- _What you should do_:
Skip the images and return the records below exactly.

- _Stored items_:
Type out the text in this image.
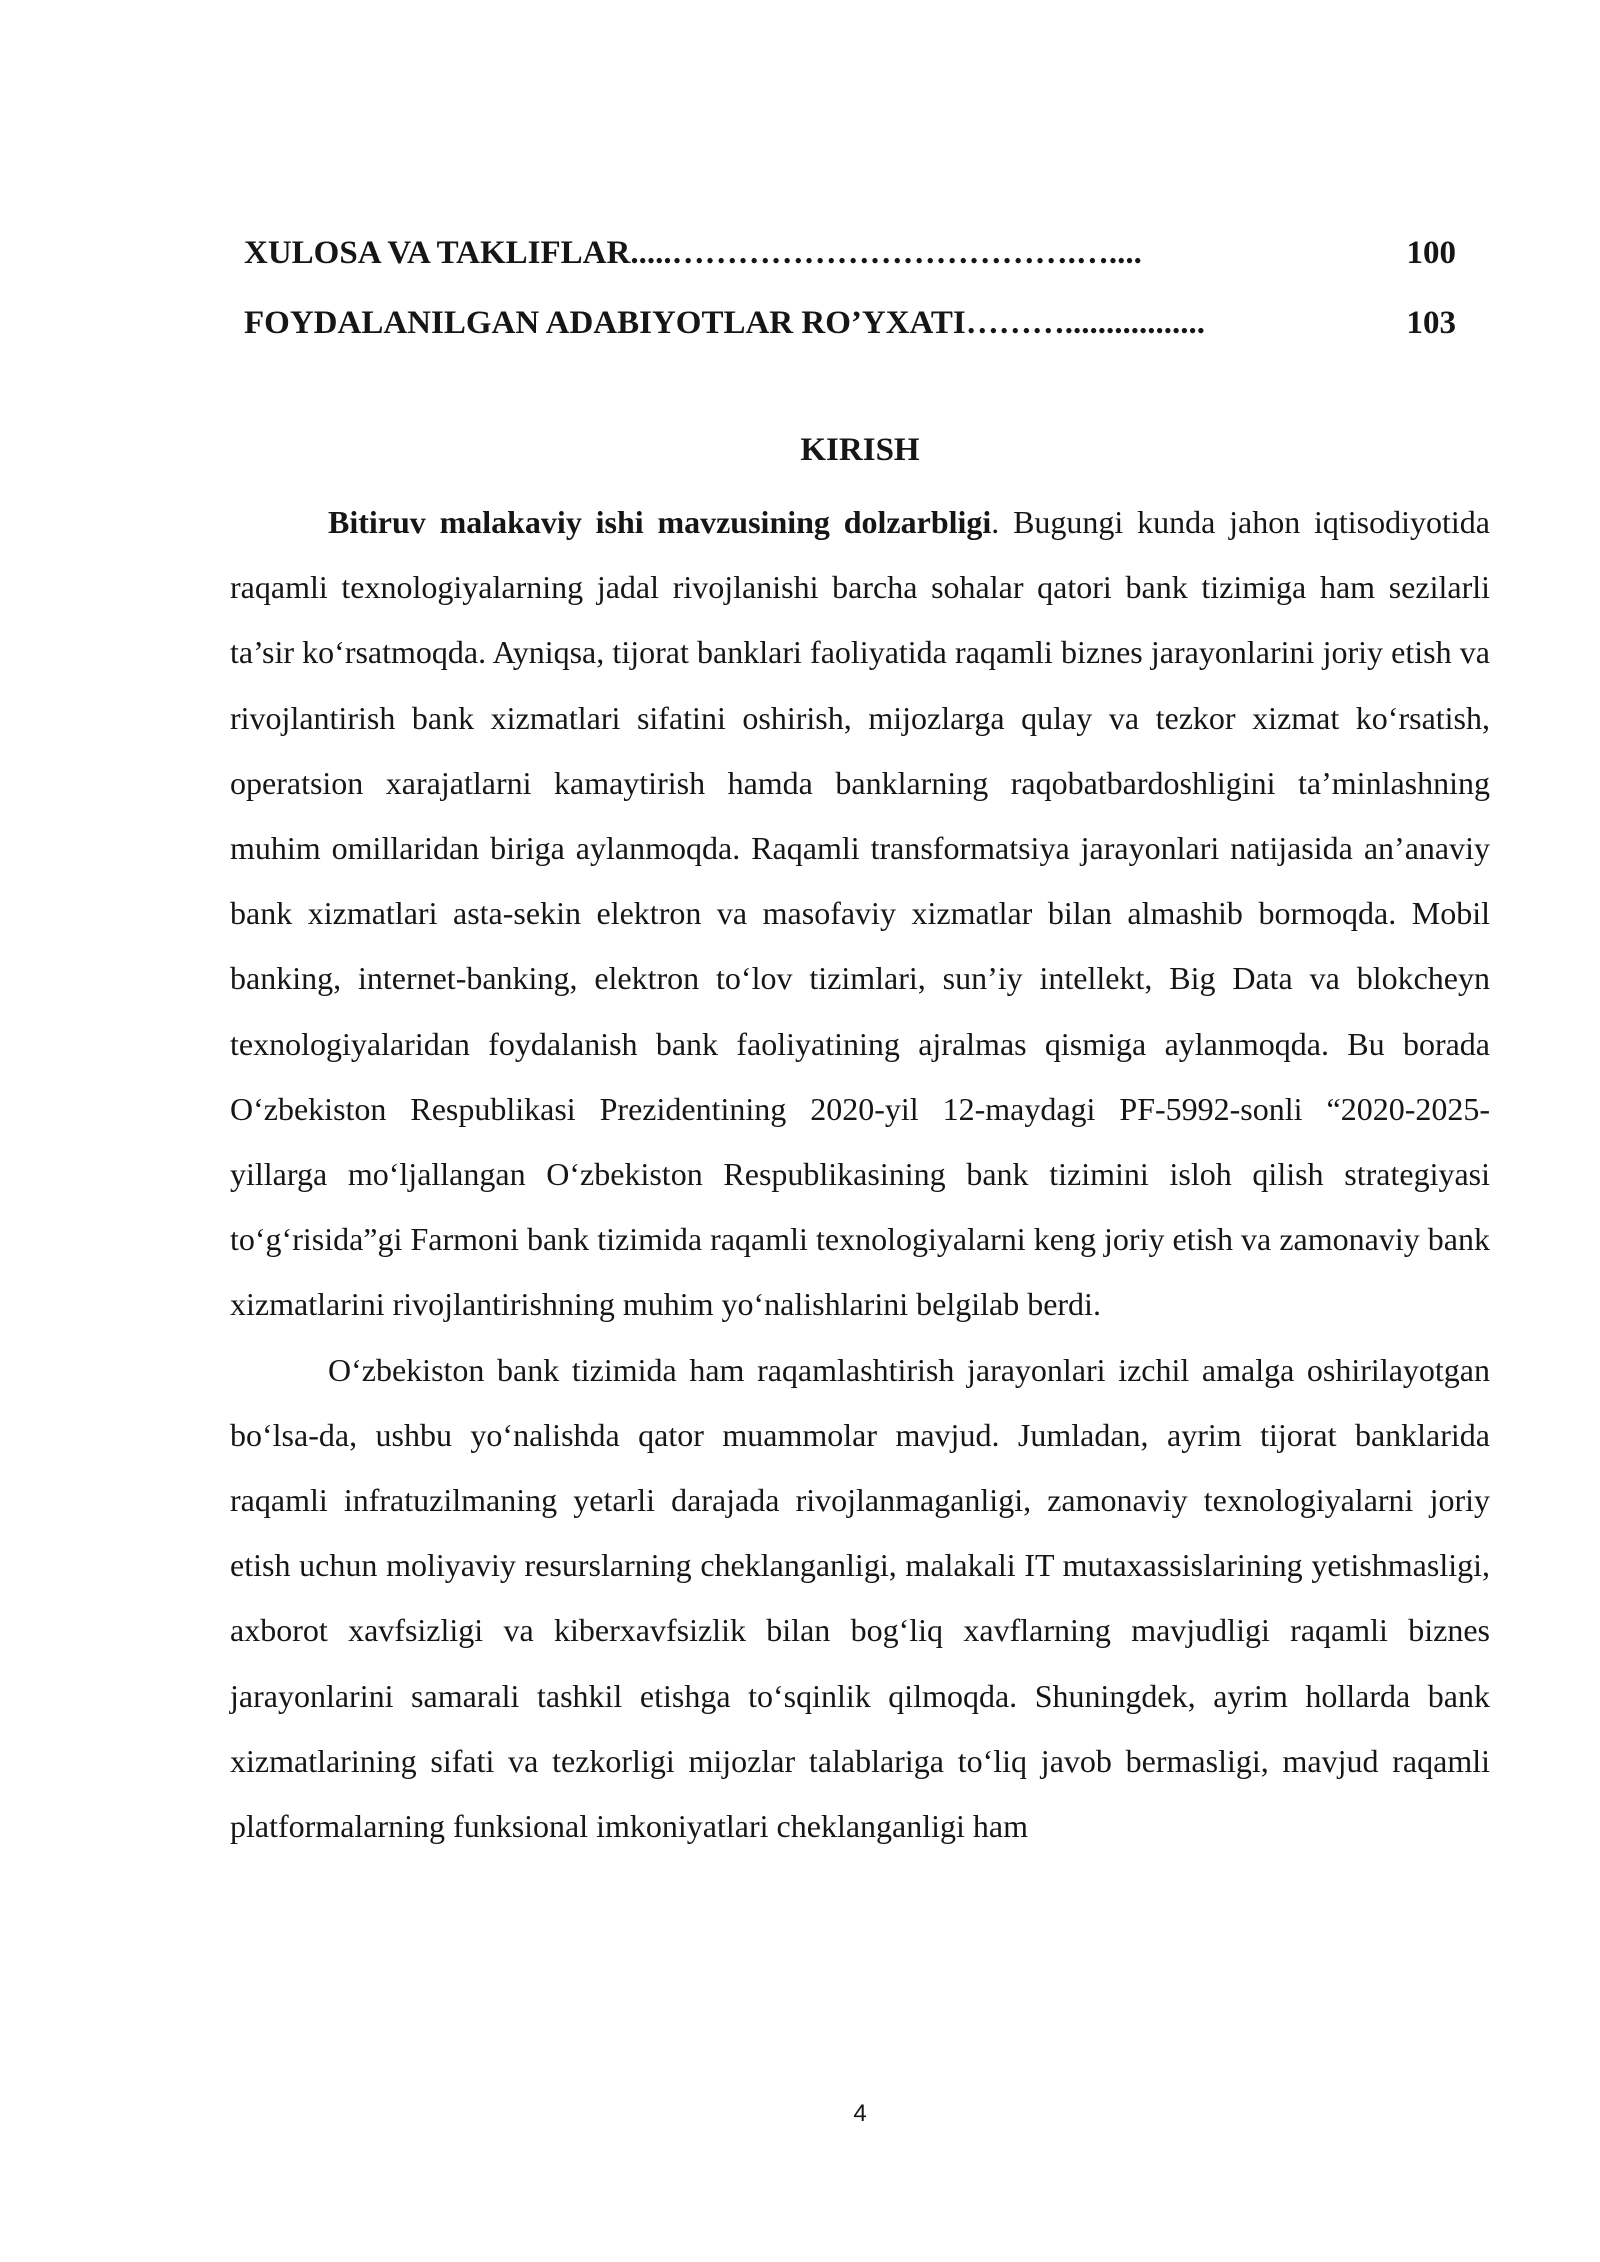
XULOSA VA TAKLIFLAR .....……………………………….…....	100
FOYDALANILGAN ADABIYOTLAR RO’YXATI ……….................	103
KIRISH

Bitiruv malakaviy ishi mavzusining dolzarbligi. Bugungi kunda jahon iqtisodiyotida raqamli texnologiyalarning jadal rivojlanishi barcha sohalar qatori bank tizimiga ham sezilarli ta’sir ko‘rsatmoqda. Ayniqsa, tijorat banklari faoliyatida raqamli biznes jarayonlarini joriy etish va rivojlantirish bank xizmatlari sifatini oshirish, mijozlarga qulay va tezkor xizmat ko‘rsatish, operatsion xarajatlarni kamaytirish hamda banklarning raqobatbardoshligini ta’minlashning muhim omillaridan biriga aylanmoqda. Raqamli transformatsiya jarayonlari natijasida an’anaviy bank xizmatlari asta-sekin elektron va masofaviy xizmatlar bilan almashib bormoqda. Mobil banking, internet-banking, elektron to‘lov tizimlari, sun’iy intellekt, Big Data va blokcheyn texnologiyalaridan foydalanish bank faoliyatining ajralmas qismiga aylanmoqda. Bu borada O‘zbekiston Respublikasi Prezidentining 2020-yil 12-maydagi PF-5992-sonli “2020-2025-yillarga mo‘ljallangan O‘zbekiston Respublikasining bank tizimini isloh qilish strategiyasi to‘g‘risida”gi Farmoni bank tizimida raqamli texnologiyalarni keng joriy etish va zamonaviy bank xizmatlarini rivojlantirishning muhim yo‘nalishlarini belgilab berdi.

O‘zbekiston bank tizimida ham raqamlashtirish jarayonlari izchil amalga oshirilayotgan bo‘lsa-da, ushbu yo‘nalishda qator muammolar mavjud. Jumladan, ayrim tijorat banklarida raqamli infratuzilmaning yetarli darajada rivojlanmaganligi, zamonaviy texnologiyalarni joriy etish uchun moliyaviy resurslarning cheklanganligi, malakali IT mutaxassislarining yetishmasligi, axborot xavfsizligi va kiberxavfsizlik bilan bog‘liq xavflarning mavjudligi raqamli biznes jarayonlarini samarali tashkil etishga to‘sqinlik qilmoqda. Shuningdek, ayrim hollarda bank xizmatlarining sifati va tezkorligi mijozlar talablariga to‘liq javob bermasligi, mavjud raqamli platformalarning funksional imkoniyatlari cheklanganligi ham

4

- _Final result_:
Type out the text in this image.
XULOSA VA TAKLIFLAR .....……………………………….…....	100
FOYDALANILGAN ADABIYOTLAR RO’YXATI ……….................	103
KIRISH

Bitiruv malakaviy ishi mavzusining dolzarbligi. Bugungi kunda jahon iqtisodiyotida raqamli texnologiyalarning jadal rivojlanishi barcha sohalar qatori bank tizimiga ham sezilarli ta’sir ko‘rsatmoqda. Ayniqsa, tijorat banklari faoliyatida raqamli biznes jarayonlarini joriy etish va rivojlantirish bank xizmatlari sifatini oshirish, mijozlarga qulay va tezkor xizmat ko‘rsatish, operatsion xarajatlarni kamaytirish hamda banklarning raqobatbardoshligini ta’minlashning muhim omillaridan biriga aylanmoqda. Raqamli transformatsiya jarayonlari natijasida an’anaviy bank xizmatlari asta-sekin elektron va masofaviy xizmatlar bilan almashib bormoqda. Mobil banking, internet-banking, elektron to‘lov tizimlari, sun’iy intellekt, Big Data va blokcheyn texnologiyalaridan foydalanish bank faoliyatining ajralmas qismiga aylanmoqda. Bu borada O‘zbekiston Respublikasi Prezidentining 2020-yil 12-maydagi PF-5992-sonli “2020-2025-yillarga mo‘ljallangan O‘zbekiston Respublikasining bank tizimini isloh qilish strategiyasi to‘g‘risida”gi Farmoni bank tizimida raqamli texnologiyalarni keng joriy etish va zamonaviy bank xizmatlarini rivojlantirishning muhim yo‘nalishlarini belgilab berdi.

O‘zbekiston bank tizimida ham raqamlashtirish jarayonlari izchil amalga oshirilayotgan bo‘lsa-da, ushbu yo‘nalishda qator muammolar mavjud. Jumladan, ayrim tijorat banklarida raqamli infratuzilmaning yetarli darajada rivojlanmaganligi, zamonaviy texnologiyalarni joriy etish uchun moliyaviy resurslarning cheklanganligi, malakali IT mutaxassislarining yetishmasligi, axborot xavfsizligi va kiberxavfsizlik bilan bog‘liq xavflarning mavjudligi raqamli biznes jarayonlarini samarali tashkil etishga to‘sqinlik qilmoqda. Shuningdek, ayrim hollarda bank xizmatlarining sifati va tezkorligi mijozlar talablariga to‘liq javob bermasligi, mavjud raqamli platformalarning funksional imkoniyatlari cheklanganligi ham

4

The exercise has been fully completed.